### Task statement
Each line below should be quoted exactly, please.

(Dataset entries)
------------------------------------------------------------------------

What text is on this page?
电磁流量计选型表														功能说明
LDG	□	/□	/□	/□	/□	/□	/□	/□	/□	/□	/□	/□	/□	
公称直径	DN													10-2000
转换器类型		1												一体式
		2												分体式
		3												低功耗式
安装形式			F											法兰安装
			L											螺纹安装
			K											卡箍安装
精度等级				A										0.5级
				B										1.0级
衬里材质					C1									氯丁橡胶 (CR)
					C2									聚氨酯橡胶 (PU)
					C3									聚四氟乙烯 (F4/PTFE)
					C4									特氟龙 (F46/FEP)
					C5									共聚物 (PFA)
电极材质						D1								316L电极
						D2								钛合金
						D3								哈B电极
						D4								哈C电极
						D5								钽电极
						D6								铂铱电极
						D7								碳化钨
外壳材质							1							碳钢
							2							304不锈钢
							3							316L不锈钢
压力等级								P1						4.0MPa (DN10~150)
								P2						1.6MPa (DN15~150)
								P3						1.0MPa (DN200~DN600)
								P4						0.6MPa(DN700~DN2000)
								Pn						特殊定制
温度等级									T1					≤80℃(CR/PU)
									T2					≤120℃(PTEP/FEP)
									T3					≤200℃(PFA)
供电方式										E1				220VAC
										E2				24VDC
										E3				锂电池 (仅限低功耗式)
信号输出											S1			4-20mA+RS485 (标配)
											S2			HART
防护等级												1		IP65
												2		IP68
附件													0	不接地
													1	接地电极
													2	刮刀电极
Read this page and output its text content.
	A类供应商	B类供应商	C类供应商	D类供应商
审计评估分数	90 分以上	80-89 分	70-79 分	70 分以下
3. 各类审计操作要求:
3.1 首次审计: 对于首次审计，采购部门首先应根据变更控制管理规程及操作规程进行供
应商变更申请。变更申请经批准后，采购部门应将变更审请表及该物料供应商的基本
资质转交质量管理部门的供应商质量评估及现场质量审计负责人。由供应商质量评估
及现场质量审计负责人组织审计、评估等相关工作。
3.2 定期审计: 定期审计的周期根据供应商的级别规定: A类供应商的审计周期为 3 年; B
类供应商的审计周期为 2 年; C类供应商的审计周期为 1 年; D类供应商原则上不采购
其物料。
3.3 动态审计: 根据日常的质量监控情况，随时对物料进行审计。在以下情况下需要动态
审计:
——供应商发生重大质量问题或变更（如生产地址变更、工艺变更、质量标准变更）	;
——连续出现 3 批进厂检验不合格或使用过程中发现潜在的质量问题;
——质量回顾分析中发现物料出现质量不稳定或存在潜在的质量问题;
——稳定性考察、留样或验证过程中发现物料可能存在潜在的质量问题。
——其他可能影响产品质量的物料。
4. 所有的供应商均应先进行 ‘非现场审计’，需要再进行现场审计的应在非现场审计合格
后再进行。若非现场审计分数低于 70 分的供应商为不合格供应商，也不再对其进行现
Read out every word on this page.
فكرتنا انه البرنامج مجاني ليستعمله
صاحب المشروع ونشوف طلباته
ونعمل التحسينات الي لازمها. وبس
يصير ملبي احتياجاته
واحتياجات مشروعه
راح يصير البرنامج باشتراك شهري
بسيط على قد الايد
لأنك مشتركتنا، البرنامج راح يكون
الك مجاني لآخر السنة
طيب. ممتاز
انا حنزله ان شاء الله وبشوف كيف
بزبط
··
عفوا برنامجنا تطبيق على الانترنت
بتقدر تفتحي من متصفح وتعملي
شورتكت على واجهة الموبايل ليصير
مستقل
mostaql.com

------------------------------------------------------------------------

### The completed task
What text is on this page?
电磁流量计选型表														功能说明
LDG	□	/□	/□	/□	/□	/□	/□	/□	/□	/□	/□	/□	/□	
公称直径	DN													10-2000
转换器类型		1												一体式
		2												分体式
		3												低功耗式
安装形式			F											法兰安装
			L											螺纹安装
			K											卡箍安装
精度等级				A										0.5级
				B										1.0级
衬里材质					C1									氯丁橡胶 (CR)
					C2									聚氨酯橡胶 (PU)
					C3									聚四氟乙烯 (F4/PTFE)
					C4									特氟龙 (F46/FEP)
					C5									共聚物 (PFA)
电极材质						D1								316L电极
						D2								钛合金
						D3								哈B电极
						D4								哈C电极
						D5								钽电极
						D6								铂铱电极
						D7								碳化钨
外壳材质							1							碳钢
							2							304不锈钢
							3							316L不锈钢
压力等级								P1						4.0MPa (DN10~150)
								P2						1.6MPa (DN15~150)
								P3						1.0MPa (DN200~DN600)
								P4						0.6MPa(DN700~DN2000)
								Pn						特殊定制
温度等级									T1					≤80℃(CR/PU)
									T2					≤120℃(PTEP/FEP)
									T3					≤200℃(PFA)
供电方式										E1				220VAC
										E2				24VDC
										E3				锂电池 (仅限低功耗式)
信号输出											S1			4-20mA+RS485 (标配)
											S2			HART
防护等级												1		IP65
												2		IP68
附件													0	不接地
													1	接地电极
													2	刮刀电极
Read this page and output its text content.
	A类供应商	B类供应商	C类供应商	D类供应商
审计评估分数	90 分以上	80-89 分	70-79 分	70 分以下
3. 各类审计操作要求:
3.1 首次审计: 对于首次审计，采购部门首先应根据变更控制管理规程及操作规程进行供
应商变更申请。变更申请经批准后，采购部门应将变更审请表及该物料供应商的基本
资质转交质量管理部门的供应商质量评估及现场质量审计负责人。由供应商质量评估
及现场质量审计负责人组织审计、评估等相关工作。
3.2 定期审计: 定期审计的周期根据供应商的级别规定: A类供应商的审计周期为 3 年; B
类供应商的审计周期为 2 年; C类供应商的审计周期为 1 年; D类供应商原则上不采购
其物料。
3.3 动态审计: 根据日常的质量监控情况，随时对物料进行审计。在以下情况下需要动态
审计:
——供应商发生重大质量问题或变更（如生产地址变更、工艺变更、质量标准变更）	;
——连续出现 3 批进厂检验不合格或使用过程中发现潜在的质量问题;
——质量回顾分析中发现物料出现质量不稳定或存在潜在的质量问题;
——稳定性考察、留样或验证过程中发现物料可能存在潜在的质量问题。
——其他可能影响产品质量的物料。
4. 所有的供应商均应先进行 ‘非现场审计’，需要再进行现场审计的应在非现场审计合格
后再进行。若非现场审计分数低于 70 分的供应商为不合格供应商，也不再对其进行现
Read out every word on this page.
فكرتنا انه البرنامج مجاني ليستعمله
صاحب المشروع ونشوف طلباته
ونعمل التحسينات الي لازمها. وبس
يصير ملبي احتياجاته
واحتياجات مشروعه
راح يصير البرنامج باشتراك شهري
بسيط على قد الايد
لأنك مشتركتنا، البرنامج راح يكون
الك مجاني لآخر السنة
طيب. ممتاز
انا حنزله ان شاء الله وبشوف كيف
بزبط
··
عفوا برنامجنا تطبيق على الانترنت
بتقدر تفتحي من متصفح وتعملي
شورتكت على واجهة الموبايل ليصير
مستقل
mostaql.com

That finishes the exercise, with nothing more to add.